* DIRECTION *
Count how many lines mention the word "connectivity". Write that number alone.

* Entries with figure data *
-- begin --

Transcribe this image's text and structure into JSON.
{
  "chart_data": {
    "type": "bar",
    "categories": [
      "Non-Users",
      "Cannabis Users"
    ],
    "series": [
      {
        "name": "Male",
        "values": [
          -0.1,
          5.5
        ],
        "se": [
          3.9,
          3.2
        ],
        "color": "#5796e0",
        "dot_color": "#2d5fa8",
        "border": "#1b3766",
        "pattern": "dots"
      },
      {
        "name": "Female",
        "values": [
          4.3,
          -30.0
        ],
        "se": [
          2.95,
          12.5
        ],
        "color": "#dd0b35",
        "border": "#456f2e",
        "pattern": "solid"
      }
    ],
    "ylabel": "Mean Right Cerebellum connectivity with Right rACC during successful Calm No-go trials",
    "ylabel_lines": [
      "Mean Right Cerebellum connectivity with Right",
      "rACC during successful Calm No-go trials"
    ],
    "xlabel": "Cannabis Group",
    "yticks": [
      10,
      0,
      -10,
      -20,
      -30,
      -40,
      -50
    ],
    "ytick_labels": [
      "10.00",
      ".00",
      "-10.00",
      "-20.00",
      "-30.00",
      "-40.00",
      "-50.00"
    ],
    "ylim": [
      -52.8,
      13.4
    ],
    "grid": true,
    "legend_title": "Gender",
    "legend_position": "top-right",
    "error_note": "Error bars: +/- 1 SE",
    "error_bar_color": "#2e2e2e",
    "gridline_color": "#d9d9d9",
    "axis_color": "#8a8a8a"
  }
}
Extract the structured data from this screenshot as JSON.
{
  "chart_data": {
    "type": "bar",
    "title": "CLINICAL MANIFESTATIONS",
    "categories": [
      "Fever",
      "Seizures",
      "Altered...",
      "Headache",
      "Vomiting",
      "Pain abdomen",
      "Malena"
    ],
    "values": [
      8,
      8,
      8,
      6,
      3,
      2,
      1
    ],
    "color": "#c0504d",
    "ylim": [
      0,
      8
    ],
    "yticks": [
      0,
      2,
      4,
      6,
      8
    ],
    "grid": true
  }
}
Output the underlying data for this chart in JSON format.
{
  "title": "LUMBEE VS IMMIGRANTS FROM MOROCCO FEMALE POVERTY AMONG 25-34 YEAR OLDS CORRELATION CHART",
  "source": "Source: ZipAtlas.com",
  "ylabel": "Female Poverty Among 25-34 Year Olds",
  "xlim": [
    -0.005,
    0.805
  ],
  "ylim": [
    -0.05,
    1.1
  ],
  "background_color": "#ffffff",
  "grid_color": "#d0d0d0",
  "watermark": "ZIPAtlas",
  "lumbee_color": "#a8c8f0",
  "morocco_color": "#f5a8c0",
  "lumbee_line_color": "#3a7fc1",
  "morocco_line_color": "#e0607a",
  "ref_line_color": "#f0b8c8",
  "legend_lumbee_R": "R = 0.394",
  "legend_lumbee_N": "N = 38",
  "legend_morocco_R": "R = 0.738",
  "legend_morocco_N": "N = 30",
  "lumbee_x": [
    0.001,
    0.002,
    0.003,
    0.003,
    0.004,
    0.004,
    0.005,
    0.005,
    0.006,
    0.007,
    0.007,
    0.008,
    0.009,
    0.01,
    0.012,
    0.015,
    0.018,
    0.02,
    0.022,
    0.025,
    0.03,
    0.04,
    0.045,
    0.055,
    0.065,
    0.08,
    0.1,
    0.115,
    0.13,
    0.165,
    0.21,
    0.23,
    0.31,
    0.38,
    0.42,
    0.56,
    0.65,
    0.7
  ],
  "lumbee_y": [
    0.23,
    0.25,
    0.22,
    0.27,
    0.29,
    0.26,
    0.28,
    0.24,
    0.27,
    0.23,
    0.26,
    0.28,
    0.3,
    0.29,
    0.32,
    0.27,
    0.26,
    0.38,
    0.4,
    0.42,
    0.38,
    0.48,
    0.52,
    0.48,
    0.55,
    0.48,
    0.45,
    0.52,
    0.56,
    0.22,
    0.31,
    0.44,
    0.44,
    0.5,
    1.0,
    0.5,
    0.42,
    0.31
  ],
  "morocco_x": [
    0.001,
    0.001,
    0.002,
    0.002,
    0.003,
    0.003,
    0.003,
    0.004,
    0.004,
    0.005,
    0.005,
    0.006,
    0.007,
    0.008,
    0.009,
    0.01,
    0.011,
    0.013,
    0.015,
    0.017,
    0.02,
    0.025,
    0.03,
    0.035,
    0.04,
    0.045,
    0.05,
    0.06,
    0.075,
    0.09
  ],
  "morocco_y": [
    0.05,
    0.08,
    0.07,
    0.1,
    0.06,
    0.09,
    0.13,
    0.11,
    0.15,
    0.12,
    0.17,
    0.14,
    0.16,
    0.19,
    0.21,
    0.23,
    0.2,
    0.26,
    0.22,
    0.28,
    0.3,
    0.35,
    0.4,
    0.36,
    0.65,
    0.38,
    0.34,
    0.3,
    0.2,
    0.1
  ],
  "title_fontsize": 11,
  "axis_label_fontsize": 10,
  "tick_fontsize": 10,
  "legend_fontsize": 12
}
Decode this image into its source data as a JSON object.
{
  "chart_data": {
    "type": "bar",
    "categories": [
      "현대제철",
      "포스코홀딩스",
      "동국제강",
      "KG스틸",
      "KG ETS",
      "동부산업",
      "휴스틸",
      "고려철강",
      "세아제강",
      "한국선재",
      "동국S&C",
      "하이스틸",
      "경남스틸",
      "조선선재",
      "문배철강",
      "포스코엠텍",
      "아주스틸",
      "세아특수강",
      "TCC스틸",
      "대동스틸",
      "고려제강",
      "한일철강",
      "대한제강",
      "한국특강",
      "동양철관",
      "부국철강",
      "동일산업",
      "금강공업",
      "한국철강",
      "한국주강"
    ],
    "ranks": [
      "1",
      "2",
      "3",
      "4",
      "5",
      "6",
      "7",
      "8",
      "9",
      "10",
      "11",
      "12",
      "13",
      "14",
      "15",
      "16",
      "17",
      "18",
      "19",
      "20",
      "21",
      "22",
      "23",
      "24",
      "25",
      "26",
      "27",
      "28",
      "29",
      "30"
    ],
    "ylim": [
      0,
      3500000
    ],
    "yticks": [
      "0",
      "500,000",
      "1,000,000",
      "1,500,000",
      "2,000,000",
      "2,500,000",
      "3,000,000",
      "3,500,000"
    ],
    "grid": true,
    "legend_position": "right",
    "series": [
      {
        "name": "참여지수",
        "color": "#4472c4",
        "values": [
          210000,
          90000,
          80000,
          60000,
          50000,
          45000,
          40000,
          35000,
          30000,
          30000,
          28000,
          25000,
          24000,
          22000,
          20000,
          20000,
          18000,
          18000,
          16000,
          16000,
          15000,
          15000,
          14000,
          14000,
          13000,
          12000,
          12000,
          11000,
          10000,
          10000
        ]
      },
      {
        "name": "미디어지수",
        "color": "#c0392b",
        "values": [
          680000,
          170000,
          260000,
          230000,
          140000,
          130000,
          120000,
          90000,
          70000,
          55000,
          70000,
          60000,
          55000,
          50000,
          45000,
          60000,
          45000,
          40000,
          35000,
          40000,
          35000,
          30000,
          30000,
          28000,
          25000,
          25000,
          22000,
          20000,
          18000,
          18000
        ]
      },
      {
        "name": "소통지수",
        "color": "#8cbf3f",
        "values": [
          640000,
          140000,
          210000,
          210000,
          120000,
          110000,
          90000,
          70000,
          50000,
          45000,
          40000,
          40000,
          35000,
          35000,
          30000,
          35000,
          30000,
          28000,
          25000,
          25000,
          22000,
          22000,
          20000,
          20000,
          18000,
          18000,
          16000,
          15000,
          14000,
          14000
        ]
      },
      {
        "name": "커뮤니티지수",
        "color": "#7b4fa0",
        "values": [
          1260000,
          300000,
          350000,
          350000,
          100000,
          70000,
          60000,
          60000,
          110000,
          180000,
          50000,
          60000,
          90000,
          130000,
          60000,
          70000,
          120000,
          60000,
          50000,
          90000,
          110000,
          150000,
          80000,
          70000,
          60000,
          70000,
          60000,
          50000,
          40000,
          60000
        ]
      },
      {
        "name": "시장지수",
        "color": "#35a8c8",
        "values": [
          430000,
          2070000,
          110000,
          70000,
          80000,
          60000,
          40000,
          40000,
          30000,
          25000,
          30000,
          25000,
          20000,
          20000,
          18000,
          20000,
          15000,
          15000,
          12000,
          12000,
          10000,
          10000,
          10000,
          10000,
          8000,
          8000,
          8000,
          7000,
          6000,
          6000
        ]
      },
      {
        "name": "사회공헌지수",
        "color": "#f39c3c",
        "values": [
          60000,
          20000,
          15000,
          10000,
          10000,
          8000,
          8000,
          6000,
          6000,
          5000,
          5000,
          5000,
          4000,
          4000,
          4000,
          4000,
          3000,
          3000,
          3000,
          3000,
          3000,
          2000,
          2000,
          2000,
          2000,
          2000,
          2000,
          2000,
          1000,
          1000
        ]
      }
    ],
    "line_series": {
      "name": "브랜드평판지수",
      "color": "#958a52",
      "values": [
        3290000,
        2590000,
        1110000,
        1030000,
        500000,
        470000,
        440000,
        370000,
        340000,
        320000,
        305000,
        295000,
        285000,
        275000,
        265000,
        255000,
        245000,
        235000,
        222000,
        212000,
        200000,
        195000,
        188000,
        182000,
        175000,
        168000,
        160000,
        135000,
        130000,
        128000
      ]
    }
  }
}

-- end --

* WRITTEN ANSWER *
2